*Aim*:
Please recast the listing below as a Markdown table with two columns, Index and Text, putting a running number in Index and the line itself in Text. Skip blank lines and leave the pictures out.

*Raw data*:
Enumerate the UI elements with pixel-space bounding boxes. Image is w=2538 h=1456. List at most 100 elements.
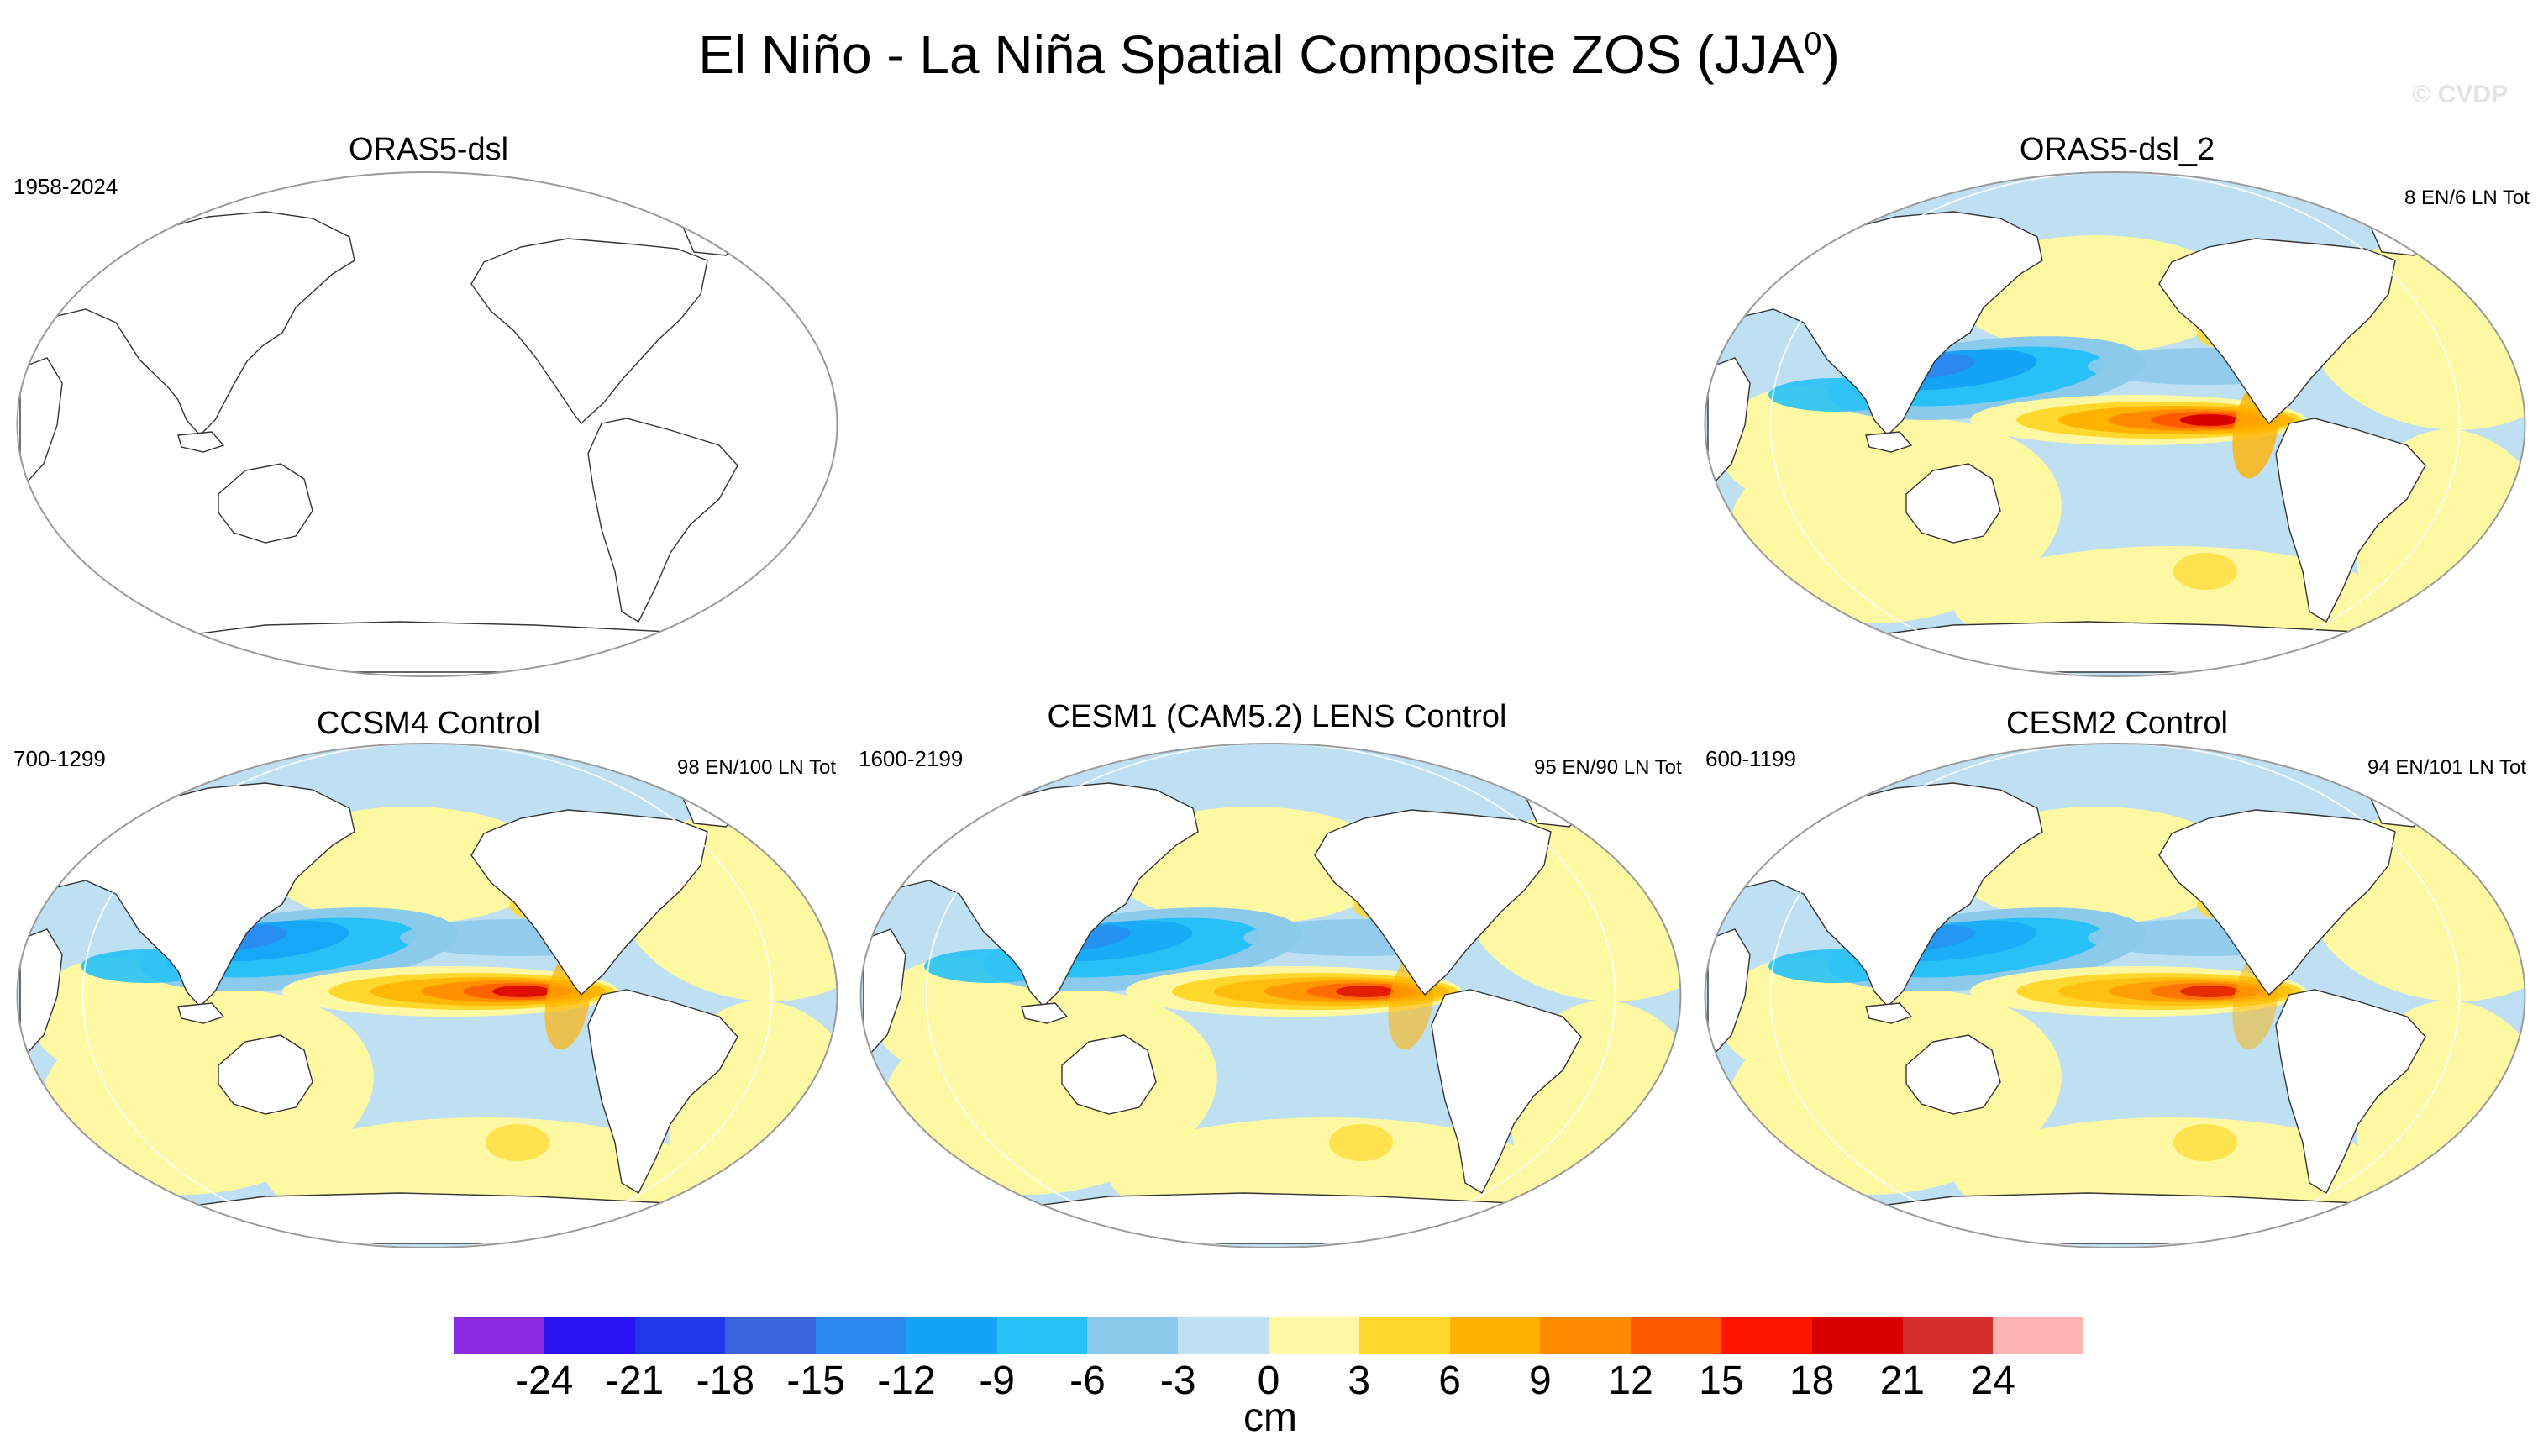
anomaly-contour (2180, 986, 2239, 997)
map-oras5-dsl (16, 171, 838, 677)
land-africa (19, 357, 63, 486)
colorbar-swatch (725, 1317, 817, 1354)
land-asia (38, 211, 355, 437)
land-indonesia (1865, 1002, 1913, 1024)
colorbar-swatch (1631, 1317, 1721, 1354)
colorbar-swatch (1358, 1317, 1450, 1354)
land-europe (1716, 823, 1765, 874)
colorbar-swatch (816, 1317, 906, 1354)
colorbar-swatch (1902, 1317, 1994, 1354)
colorbar-tick-label: -12 (877, 1359, 936, 1403)
map-frame (859, 743, 1682, 1248)
land-australia (218, 1034, 313, 1115)
colorbar-swatch (1087, 1317, 1179, 1354)
land-samerica (2275, 989, 2426, 1194)
panel-title-cesm1: CESM1 (CAM5.2) LENS Control (1047, 699, 1507, 734)
colorbar-swatch (1993, 1317, 2084, 1354)
land-indonesia (177, 1002, 225, 1024)
anomaly-contour (1718, 386, 1886, 504)
anomaly-contour (874, 958, 1042, 1075)
colorbar-tick-label: 3 (1348, 1359, 1371, 1403)
panel-counts-ccsm4: 98 EN/100 LN Tot (677, 756, 837, 779)
colorbar-tick-label: 6 (1438, 1359, 1461, 1403)
anomaly-contour (1718, 958, 1886, 1075)
land-namerica (470, 809, 708, 996)
land-indonesia (1865, 431, 1913, 453)
colorbar-tick-label: 15 (1699, 1359, 1744, 1403)
colorbar-swatch (1269, 1317, 1359, 1354)
land-samerica (587, 989, 738, 1194)
anomaly-contour (30, 958, 198, 1075)
land-namerica (2158, 238, 2396, 425)
land-namerica (1314, 809, 1552, 996)
colorbar-tick-label: -15 (786, 1359, 845, 1403)
colorbar-swatch (1811, 1317, 1903, 1354)
land-europe (28, 251, 77, 302)
anomaly-contour (1336, 986, 1395, 997)
colorbar-tick-label: 9 (1528, 1359, 1552, 1403)
panel-counts-oras5-dsl-2: 8 EN/6 LN Tot (2404, 187, 2530, 209)
colorbar-tick-label: 12 (1608, 1359, 1653, 1403)
panel-title-oras5-dsl: ORAS5-dsl (348, 132, 509, 167)
panel-years-ccsm4: 700-1299 (13, 746, 106, 771)
panel-title-cesm2: CESM2 Control (2006, 706, 2228, 741)
land-australia (1905, 1034, 2001, 1115)
land-australia (218, 463, 313, 544)
colorbar-units: cm (1243, 1396, 1297, 1440)
colorbar-swatch (906, 1317, 997, 1354)
panel-title-oras5-dsl-2: ORAS5-dsl_2 (2019, 132, 2215, 167)
colorbar-swatch (996, 1317, 1088, 1354)
panel-counts-cesm2: 94 EN/101 LN Tot (2367, 756, 2527, 779)
anomaly-contour (486, 1124, 549, 1161)
panel-title-ccsm4: CCSM4 Control (316, 706, 541, 741)
land-samerica (2275, 418, 2426, 623)
land-samerica (587, 418, 738, 623)
land-greenland (680, 218, 745, 256)
land-australia (1905, 463, 2001, 544)
anomaly-contour (2173, 553, 2237, 590)
colorbar-tick-label: -6 (1069, 1359, 1106, 1403)
map-ccsm4 (16, 743, 838, 1248)
colorbar-swatch (1449, 1317, 1541, 1354)
map-frame (16, 743, 838, 1248)
map-cesm1 (859, 743, 1682, 1248)
colorbar-tick-label: -24 (515, 1359, 574, 1403)
land-indonesia (177, 431, 225, 453)
panel-years-cesm2: 600-1199 (1705, 746, 1796, 771)
panel-years-cesm1: 1600-2199 (859, 746, 964, 771)
land-europe (871, 823, 921, 874)
colorbar-swatch (634, 1317, 726, 1354)
map-oras5-dsl-2 (1704, 171, 2526, 677)
map-frame (16, 171, 838, 677)
land-samerica (1431, 989, 1582, 1194)
colorbar-tick-label: 21 (1879, 1359, 1926, 1403)
colorbar (454, 1317, 2084, 1354)
colorbar-swatch (1721, 1317, 1812, 1354)
land-namerica (2158, 809, 2396, 996)
figure-title: El Niño - La Niña Spatial Composite ZOS … (698, 24, 1840, 85)
anomaly-contour (2173, 1124, 2237, 1161)
colorbar-swatch (454, 1317, 544, 1354)
colorbar-swatch (1178, 1317, 1269, 1354)
colorbar-tick-label: 24 (1970, 1359, 2015, 1403)
colorbar-swatch (1540, 1317, 1632, 1354)
panel-counts-cesm1: 95 EN/90 LN Tot (1534, 756, 1682, 779)
land-europe (1716, 251, 1765, 302)
map-frame (1704, 743, 2526, 1248)
land-indonesia (1021, 1002, 1069, 1024)
anomaly-contour (492, 986, 551, 997)
land-namerica (470, 238, 708, 425)
land-europe (28, 823, 77, 874)
map-frame (1704, 171, 2526, 677)
anomaly-contour (1329, 1124, 1393, 1161)
colorbar-tick-label: 18 (1789, 1359, 1835, 1403)
colorbar-tick-label: 0 (1257, 1359, 1280, 1403)
colorbar-tick-label: -9 (979, 1359, 1015, 1403)
cvdp-watermark: © CVDP (2412, 81, 2508, 108)
map-cesm2 (1704, 743, 2526, 1248)
land-australia (1061, 1034, 1157, 1115)
colorbar-swatch (544, 1317, 635, 1354)
colorbar-tick-label: -3 (1159, 1359, 1196, 1403)
colorbar-tick-label: -21 (605, 1359, 665, 1403)
panel-years-oras5-dsl: 1958-2024 (13, 174, 118, 199)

*Complete output*:
| Index | Text |
|---|---|
| 1 | Enumerate the UI elements with pixel-space bounding boxes. Image is w=2538 h=1456. List at most 100 elements. |
| 2 | anomaly-contour (2180, 986, 2239, 997) |
| 3 | map-oras5-dsl (16, 171, 838, 677) |
| 4 | land-africa (19, 357, 63, 486) |
| 5 | colorbar-swatch (725, 1317, 817, 1354) |
| 6 | land-asia (38, 211, 355, 437) |
| 7 | land-indonesia (1865, 1002, 1913, 1024) |
| 8 | colorbar-swatch (1631, 1317, 1721, 1354) |
| 9 | colorbar-swatch (1358, 1317, 1450, 1354) |
| 10 | land-europe (1716, 823, 1765, 874) |
| 11 | colorbar-swatch (816, 1317, 906, 1354) |
| 12 | colorbar-swatch (1902, 1317, 1994, 1354) |
| 13 | colorbar-tick-label: -12 (877, 1359, 936, 1403) |
| 14 | map-frame (859, 743, 1682, 1248) |
| 15 | land-australia (218, 1034, 313, 1115) |
| 16 | colorbar-swatch (1087, 1317, 1179, 1354) |
| 17 | land-samerica (2275, 989, 2426, 1194) |
| 18 | panel-title-cesm1: CESM1 (CAM5.2) LENS Control (1047, 699, 1507, 734) |
| 19 | colorbar-swatch (1993, 1317, 2084, 1354) |
| 20 | land-indonesia (177, 1002, 225, 1024) |
| 21 | anomaly-contour (1718, 386, 1886, 504) |
| 22 | anomaly-contour (874, 958, 1042, 1075) |
| 23 | colorbar-tick-label: 3 (1348, 1359, 1371, 1403) |
| 24 | panel-counts-ccsm4: 98 EN/100 LN Tot (677, 756, 837, 779) |
| 25 | colorbar-tick-label: 6 (1438, 1359, 1461, 1403) |
| 26 | anomaly-contour (1718, 958, 1886, 1075) |
| 27 | land-namerica (470, 809, 708, 996) |
| 28 | land-indonesia (1865, 431, 1913, 453) |
| 29 | colorbar-tick-label: 15 (1699, 1359, 1744, 1403) |
| 30 | colorbar-swatch (1269, 1317, 1359, 1354) |
| 31 | land-samerica (587, 989, 738, 1194) |
| 32 | anomaly-contour (30, 958, 198, 1075) |
| 33 | land-namerica (2158, 238, 2396, 425) |
| 34 | land-namerica (1314, 809, 1552, 996) |
| 35 | colorbar-tick-label: -15 (786, 1359, 845, 1403) |
| 36 | colorbar-swatch (1811, 1317, 1903, 1354) |
| 37 | land-europe (28, 251, 77, 302) |
| 38 | anomaly-contour (1336, 986, 1395, 997) |
| 39 | colorbar-tick-label: 9 (1528, 1359, 1552, 1403) |
| 40 | panel-counts-oras5-dsl-2: 8 EN/6 LN Tot (2404, 187, 2530, 209) |
| 41 | colorbar-tick-label: 12 (1608, 1359, 1653, 1403) |
| 42 | panel-title-oras5-dsl: ORAS5-dsl (348, 132, 509, 167) |
| 43 | panel-years-ccsm4: 700-1299 (13, 746, 106, 771) |
| 44 | panel-title-cesm2: CESM2 Control (2006, 706, 2228, 741) |
| 45 | land-australia (1905, 1034, 2001, 1115) |
| 46 | land-australia (218, 463, 313, 544) |
| 47 | colorbar-units: cm (1243, 1396, 1297, 1440) |
| 48 | colorbar-swatch (906, 1317, 997, 1354) |
| 49 | panel-title-oras5-dsl-2: ORAS5-dsl_2 (2019, 132, 2215, 167) |
| 50 | colorbar-swatch (996, 1317, 1088, 1354) |
| 51 | panel-counts-cesm2: 94 EN/101 LN Tot (2367, 756, 2527, 779) |
| 52 | anomaly-contour (486, 1124, 549, 1161) |
| 53 | panel-title-ccsm4: CCSM4 Control (316, 706, 541, 741) |
| 54 | land-samerica (2275, 418, 2426, 623) |
| 55 | land-samerica (587, 418, 738, 623) |
| 56 | land-greenland (680, 218, 745, 256) |
| 57 | land-australia (1905, 463, 2001, 544) |
| 58 | anomaly-contour (2173, 553, 2237, 590) |
| 59 | colorbar-tick-label: -6 (1069, 1359, 1106, 1403) |
| 60 | map-ccsm4 (16, 743, 838, 1248) |
| 61 | colorbar-swatch (1449, 1317, 1541, 1354) |
| 62 | map-frame (16, 743, 838, 1248) |
| 63 | map-cesm1 (859, 743, 1682, 1248) |
| 64 | colorbar-tick-label: -24 (515, 1359, 574, 1403) |
| 65 | land-indonesia (177, 431, 225, 453) |
| 66 | panel-years-cesm2: 600-1199 (1705, 746, 1796, 771) |
| 67 | panel-years-cesm1: 1600-2199 (859, 746, 964, 771) |
| 68 | land-europe (871, 823, 921, 874) |
| 69 | colorbar-swatch (634, 1317, 726, 1354) |
| 70 | map-oras5-dsl-2 (1704, 171, 2526, 677) |
| 71 | map-frame (16, 171, 838, 677) |
| 72 | land-samerica (1431, 989, 1582, 1194) |
| 73 | colorbar-tick-label: 21 (1879, 1359, 1926, 1403) |
| 74 | colorbar (454, 1317, 2084, 1354) |
| 75 | colorbar-swatch (1721, 1317, 1812, 1354) |
| 76 | land-namerica (2158, 809, 2396, 996) |
| 77 | figure-title: El Niño - La Niña Spatial Composite ZOS … (698, 24, 1840, 85) |
| 78 | anomaly-contour (2173, 1124, 2237, 1161) |
| 79 | colorbar-swatch (454, 1317, 544, 1354) |
| 80 | colorbar-swatch (1178, 1317, 1269, 1354) |
| 81 | colorbar-tick-label: 24 (1970, 1359, 2015, 1403) |
| 82 | colorbar-swatch (1540, 1317, 1632, 1354) |
| 83 | panel-counts-cesm1: 95 EN/90 LN Tot (1534, 756, 1682, 779) |
| 84 | land-europe (1716, 251, 1765, 302) |
| 85 | map-frame (1704, 743, 2526, 1248) |
| 86 | land-indonesia (1021, 1002, 1069, 1024) |
| 87 | anomaly-contour (492, 986, 551, 997) |
| 88 | land-namerica (470, 238, 708, 425) |
| 89 | land-europe (28, 823, 77, 874) |
| 90 | map-frame (1704, 171, 2526, 677) |
| 91 | anomaly-contour (1329, 1124, 1393, 1161) |
| 92 | colorbar-tick-label: 18 (1789, 1359, 1835, 1403) |
| 93 | colorbar-tick-label: 0 (1257, 1359, 1280, 1403) |
| 94 | colorbar-tick-label: -9 (979, 1359, 1015, 1403) |
| 95 | cvdp-watermark: © CVDP (2412, 81, 2508, 108) |
| 96 | map-cesm2 (1704, 743, 2526, 1248) |
| 97 | land-australia (1061, 1034, 1157, 1115) |
| 98 | colorbar-swatch (544, 1317, 635, 1354) |
| 99 | colorbar-tick-label: -3 (1159, 1359, 1196, 1403) |
| 100 | colorbar-tick-label: -21 (605, 1359, 665, 1403) |
| 101 | panel-years-oras5-dsl: 1958-2024 (13, 174, 118, 199) |